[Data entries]
============

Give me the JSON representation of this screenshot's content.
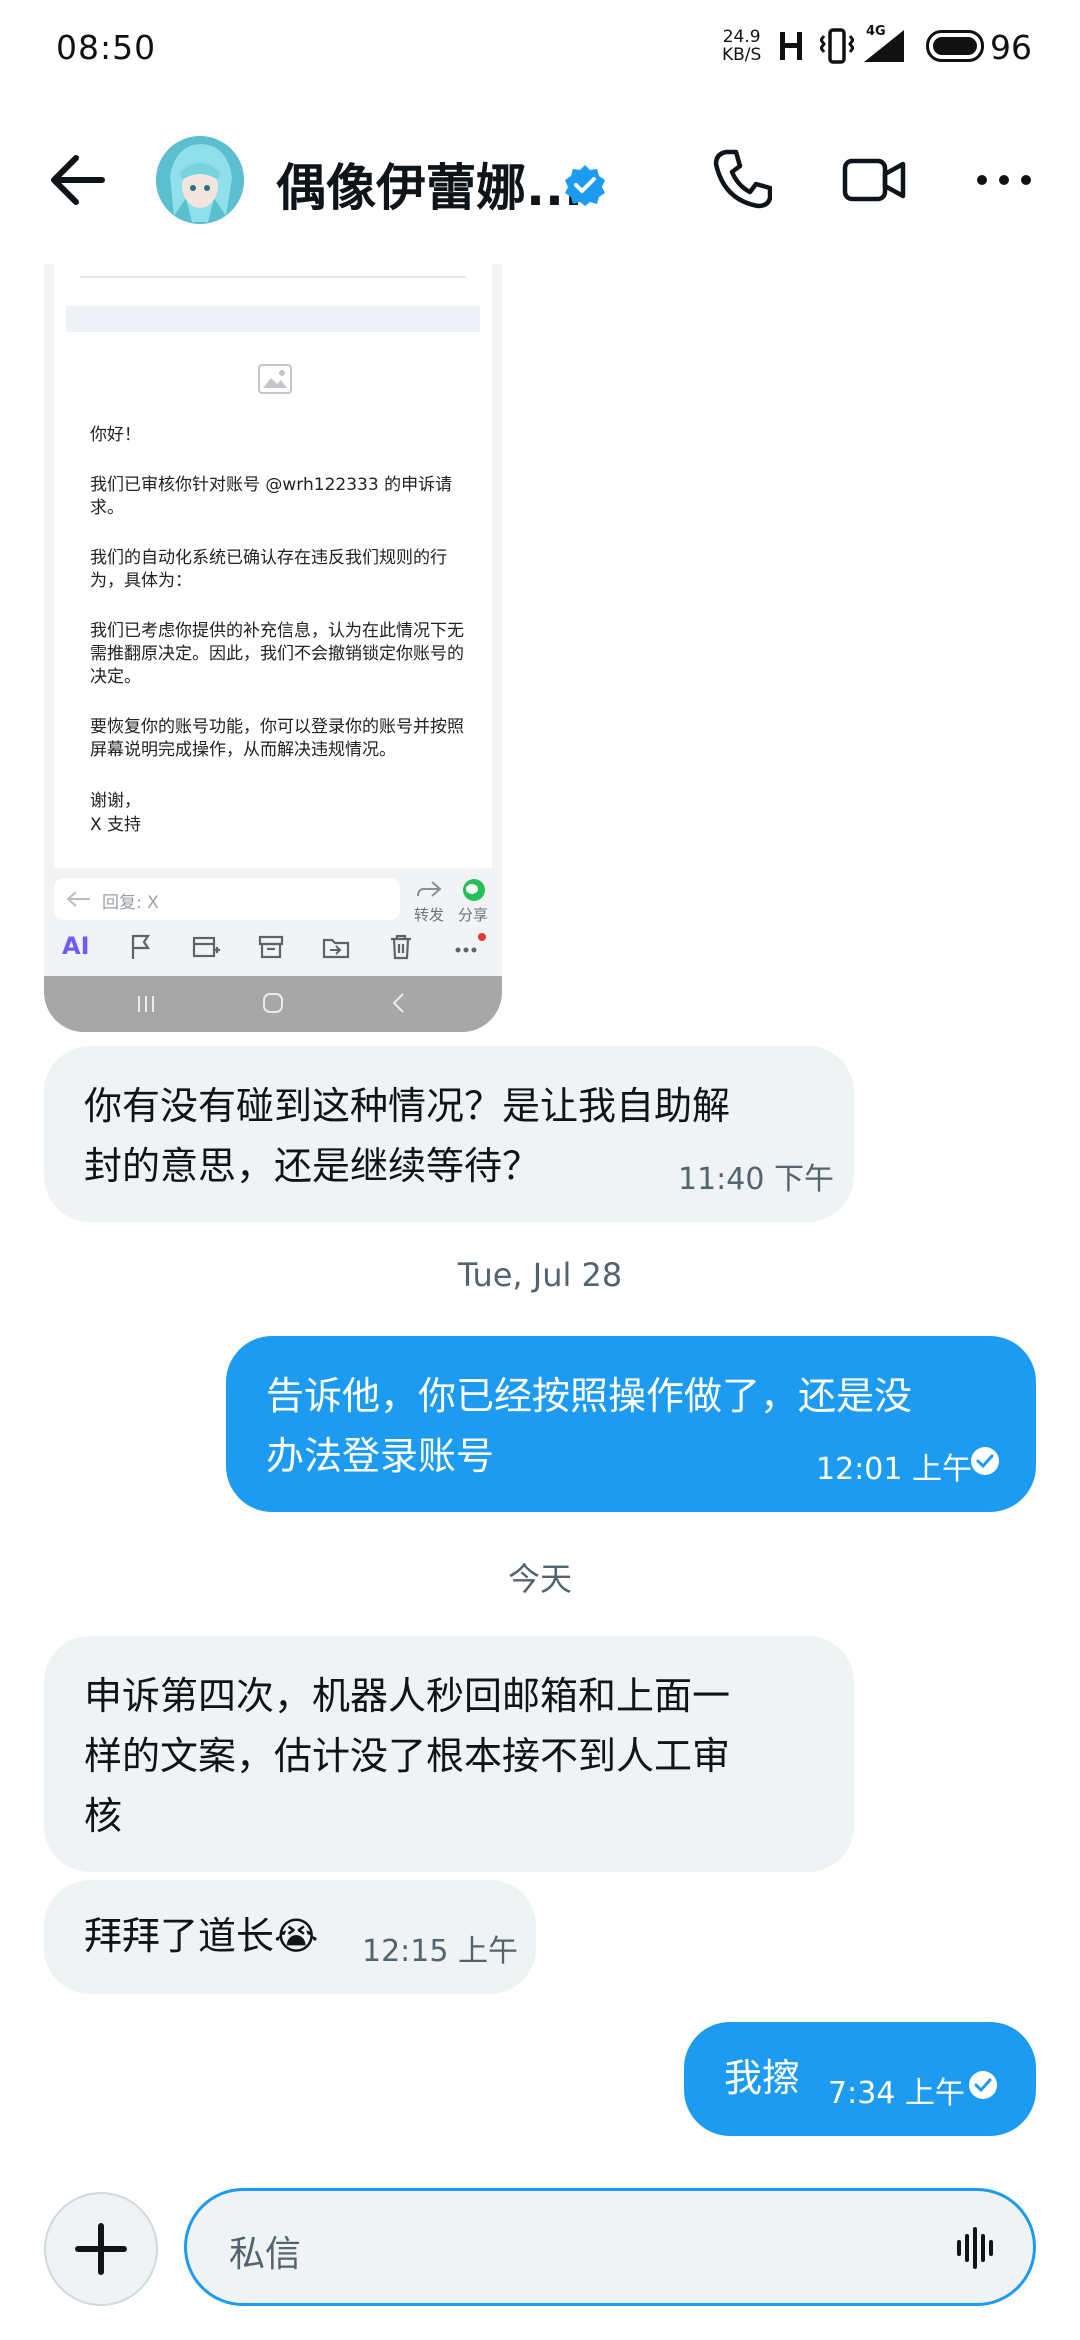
{
  "status_bar": {
    "time": "08:50",
    "net_speed_value": "24.9",
    "net_speed_unit": "KB/S",
    "network_type": "4G",
    "battery": "96"
  },
  "header": {
    "contact_name": "偶像伊蕾娜...",
    "verified": true,
    "icons": [
      "back-arrow-icon",
      "phone-icon",
      "video-icon",
      "more-icon"
    ]
  },
  "image_message": {
    "email_lines": [
      "你好！",
      "我们已审核你针对账号 @wrh122333 的申诉请求。",
      "我们的自动化系统已确认存在违反我们规则的行为，具体为：",
      "我们已考虑你提供的补充信息，认为在此情况下无需推翻原决定。因此，我们不会撤销锁定你账号的决定。",
      "要恢复你的账号功能，你可以登录你的账号并按照屏幕说明完成操作，从而解决违规情况。",
      "谢谢，",
      "X 支持"
    ],
    "reply_placeholder": "回复: X",
    "forward_label": "转发",
    "share_label": "分享",
    "ai_label": "AI"
  },
  "messages": [
    {
      "id": "m1",
      "direction": "in",
      "text_lines": [
        "你有没有碰到这种情况？是让我自助解",
        "封的意思，还是继续等待？"
      ],
      "time": "11:40 下午"
    },
    {
      "id": "m2",
      "direction": "out",
      "text_lines": [
        "告诉他，你已经按照操作做了，还是没",
        "办法登录账号"
      ],
      "time": "12:01 上午"
    },
    {
      "id": "m3",
      "direction": "in",
      "text_lines": [
        "申诉第四次，机器人秒回邮箱和上面一",
        "样的文案，估计没了根本接不到人工审",
        "核"
      ],
      "time": ""
    },
    {
      "id": "m4",
      "direction": "in",
      "text_lines": [
        "拜拜了道长😭"
      ],
      "time": "12:15 上午"
    },
    {
      "id": "m5",
      "direction": "out",
      "text_lines": [
        "我擦"
      ],
      "time": "7:34 上午"
    }
  ],
  "day_separators": [
    "Tue, Jul 28",
    "今天"
  ],
  "composer": {
    "placeholder": "私信"
  },
  "colors": {
    "accent": "#1d9bf0",
    "incoming_bubble": "#eff3f4",
    "secondary_text": "#536471"
  }
}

============

■ Directions for this task
Return each line where "time" shows up.

■ Output for this exercise
    "time": "08:50",
      "time": "11:40 下午"
      "time": "12:01 上午"
      "time": ""
      "time": "12:15 上午"
      "time": "7:34 上午"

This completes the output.